Objective
Transcribe every entry word for word, but skip the images.

- - -

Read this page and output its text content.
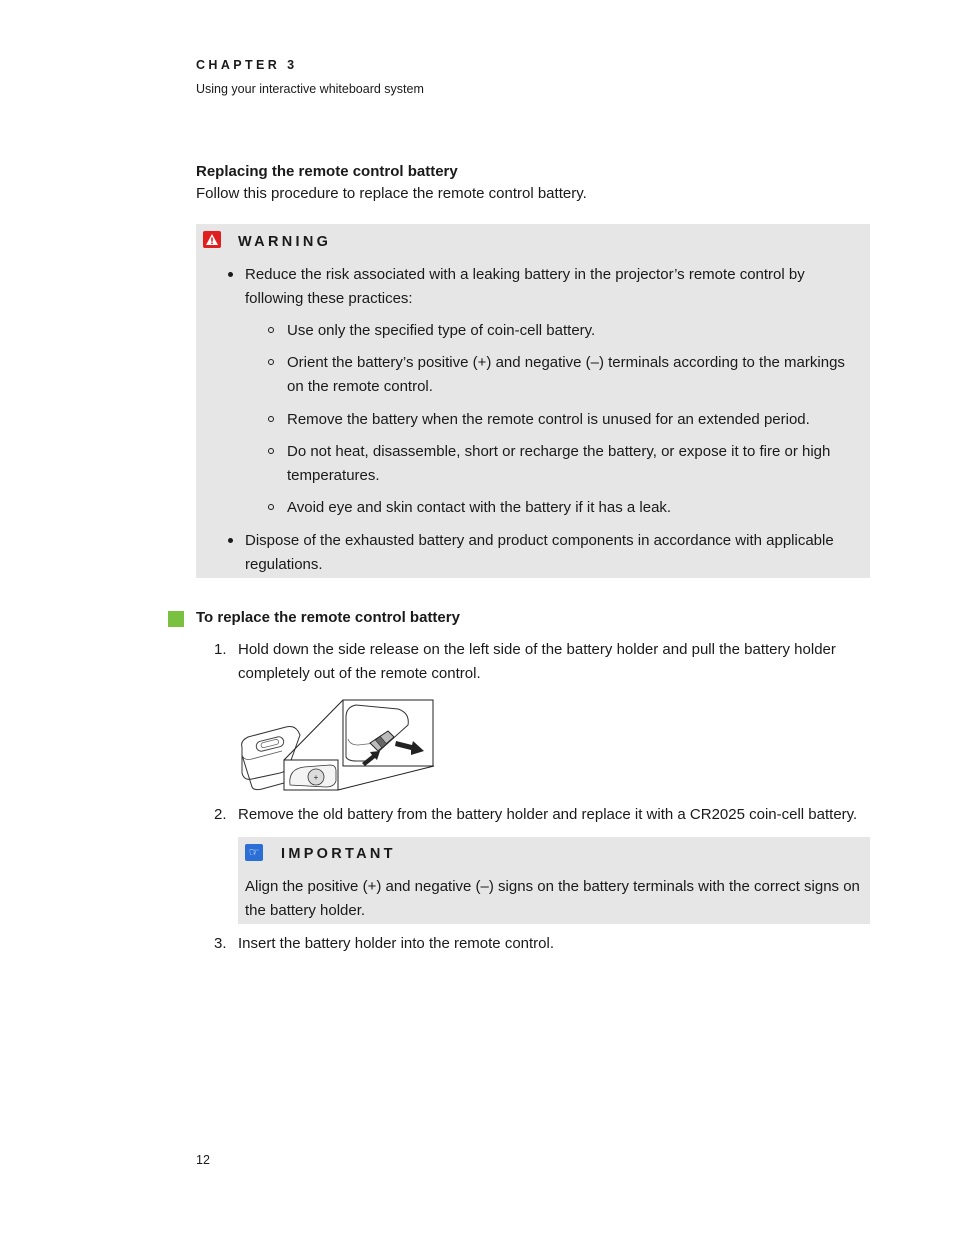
CHAPTER 3
Using your interactive whiteboard system
Replacing the remote control battery
Follow this procedure to replace the remote control battery.
WARNING
Reduce the risk associated with a leaking battery in the projector’s remote control by following these practices:
Use only the specified type of coin-cell battery.
Orient the battery’s positive (+) and negative (–) terminals according to the markings on the remote control.
Remove the battery when the remote control is unused for an extended period.
Do not heat, disassemble, short or recharge the battery, or expose it to fire or high temperatures.
Avoid eye and skin contact with the battery if it has a leak.
Dispose of the exhausted battery and product components in accordance with applicable regulations.
To replace the remote control battery
1. Hold down the side release on the left side of the battery holder and pull the battery holder completely out of the remote control.
+
2. Remove the old battery from the battery holder and replace it with a CR2025 coin-cell battery.
☞ IMPORTANT
Align the positive (+) and negative (–) signs on the battery terminals with the correct signs on the battery holder.
3. Insert the battery holder into the remote control.
12
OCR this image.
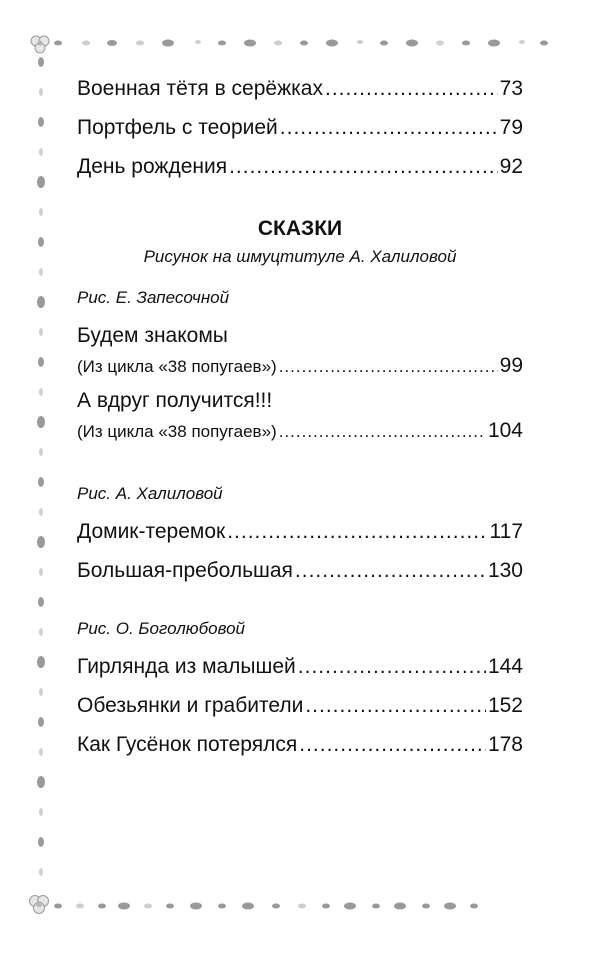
Военная тётя в серёжках .....	73
Портфель с теорией .....	79
День рождения .....	92
СКАЗКИ
Рисунок на шмуцтитуле А. Халиловой
Рис. Е. Запесочной
Будем знакомы
(Из цикла «38 попугаев») .....	99
А вдруг получится!!!
(Из цикла «38 попугаев») .....	104
Рис. А. Халиловой
Домик-теремок .....	117
Большая-пребольшая .....	130
Рис. О. Боголюбовой
Гирлянда из малышей .....	144
Обезьянки и грабители .....	152
Как Гусёнок потерялся .....	178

- - -

Final result
Read this page and output its text content.
CHAPTER 3
Using your interactive whiteboard system
Replacing the remote control battery
Follow this procedure to replace the remote control battery.
WARNING
Reduce the risk associated with a leaking battery in the projector’s remote control by following these practices:
Use only the specified type of coin-cell battery.
Orient the battery’s positive (+) and negative (–) terminals according to the markings on the remote control.
Remove the battery when the remote control is unused for an extended period.
Do not heat, disassemble, short or recharge the battery, or expose it to fire or high temperatures.
Avoid eye and skin contact with the battery if it has a leak.
Dispose of the exhausted battery and product components in accordance with applicable regulations.
To replace the remote control battery
1. Hold down the side release on the left side of the battery holder and pull the battery holder completely out of the remote control.
+
2. Remove the old battery from the battery holder and replace it with a CR2025 coin-cell battery.
☞ IMPORTANT
Align the positive (+) and negative (–) signs on the battery terminals with the correct signs on the battery holder.
3. Insert the battery holder into the remote control.
12
OCR this image.
Военная тётя в серёжках .....	73
Портфель с теорией .....	79
День рождения .....	92
СКАЗКИ
Рисунок на шмуцтитуле А. Халиловой
Рис. Е. Запесочной
Будем знакомы
(Из цикла «38 попугаев») .....	99
А вдруг получится!!!
(Из цикла «38 попугаев») .....	104
Рис. А. Халиловой
Домик-теремок .....	117
Большая-пребольшая .....	130
Рис. О. Боголюбовой
Гирлянда из малышей .....	144
Обезьянки и грабители .....	152
Как Гусёнок потерялся .....	178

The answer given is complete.